DIRECTION:
Return all the data below as it stands, minus the pictures.

RECORDS FOR THIS TASK:
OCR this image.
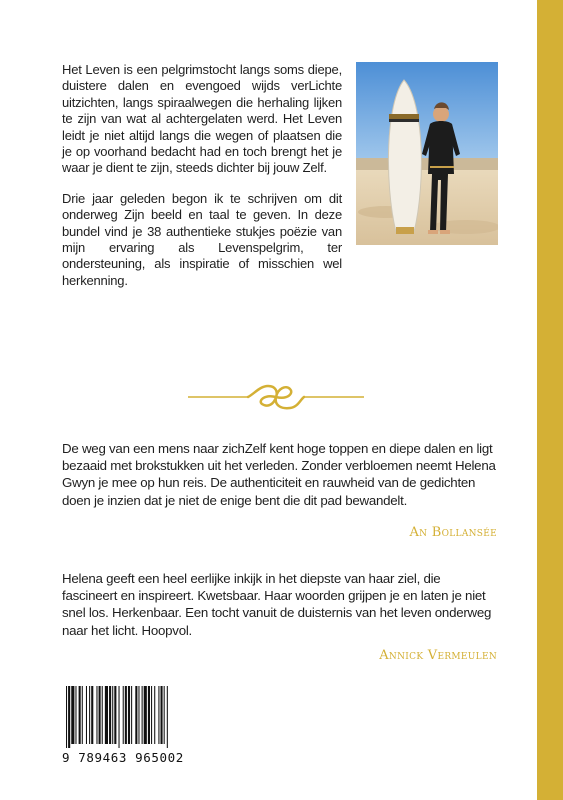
Het Leven is een pelgrimstocht langs soms diepe, duistere dalen en evengoed wijds verLichte uitzichten, langs spiraalwegen die herhaling lijken te zijn van wat al achtergelaten werd. Het Leven leidt je niet altijd langs die wegen of plaatsen die je op voorhand bedacht had en toch brengt het je waar je dient te zijn, steeds dichter bij jouw Zelf.

Drie jaar geleden begon ik te schrijven om dit onderweg Zijn beeld en taal te geven. In deze bundel vind je 38 authentieke stukjes poëzie van mijn ervaring als Levenspelgrim, ter ondersteuning, als inspiratie of misschien wel herkenning.

De weg van een mens naar zichZelf kent hoge toppen en diepe dalen en ligt bezaaid met brokstukken uit het verleden. Zonder verbloemen neemt Helena Gwyn je mee op hun reis. De authenticiteit en rauwheid van de gedichten doen je inzien dat je niet de enige bent die dit pad bewandelt.
An Bollansée
Helena geeft een heel eerlijke inkijk in het diepste van haar ziel, die fascineert en inspireert. Kwetsbaar. Haar woorden grijpen je en laten je niet snel los. Herkenbaar. Een tocht vanuit de duisternis van het leven onderweg naar het licht. Hoopvol.
Annick Vermeulen
9 789463 965002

ANSWER TO THE EXERCISE:
OCR this image.
Het Leven is een pelgrimstocht langs soms diepe, duistere dalen en evengoed wijds verLichte uitzichten, langs spiraalwegen die herhaling lijken te zijn van wat al achtergelaten werd. Het Leven leidt je niet altijd langs die wegen of plaatsen die je op voorhand bedacht had en toch brengt het je waar je dient te zijn, steeds dichter bij jouw Zelf.

Drie jaar geleden begon ik te schrijven om dit onderweg Zijn beeld en taal te geven. In deze bundel vind je 38 authentieke stukjes poëzie van mijn ervaring als Levenspelgrim, ter ondersteuning, als inspiratie of misschien wel herkenning.

De weg van een mens naar zichZelf kent hoge toppen en diepe dalen en ligt bezaaid met brokstukken uit het verleden. Zonder verbloemen neemt Helena Gwyn je mee op hun reis. De authenticiteit en rauwheid van de gedichten doen je inzien dat je niet de enige bent die dit pad bewandelt.
An Bollansée
Helena geeft een heel eerlijke inkijk in het diepste van haar ziel, die fascineert en inspireert. Kwetsbaar. Haar woorden grijpen je en laten je niet snel los. Herkenbaar. Een tocht vanuit de duisternis van het leven onderweg naar het licht. Hoopvol.
Annick Vermeulen
9 789463 965002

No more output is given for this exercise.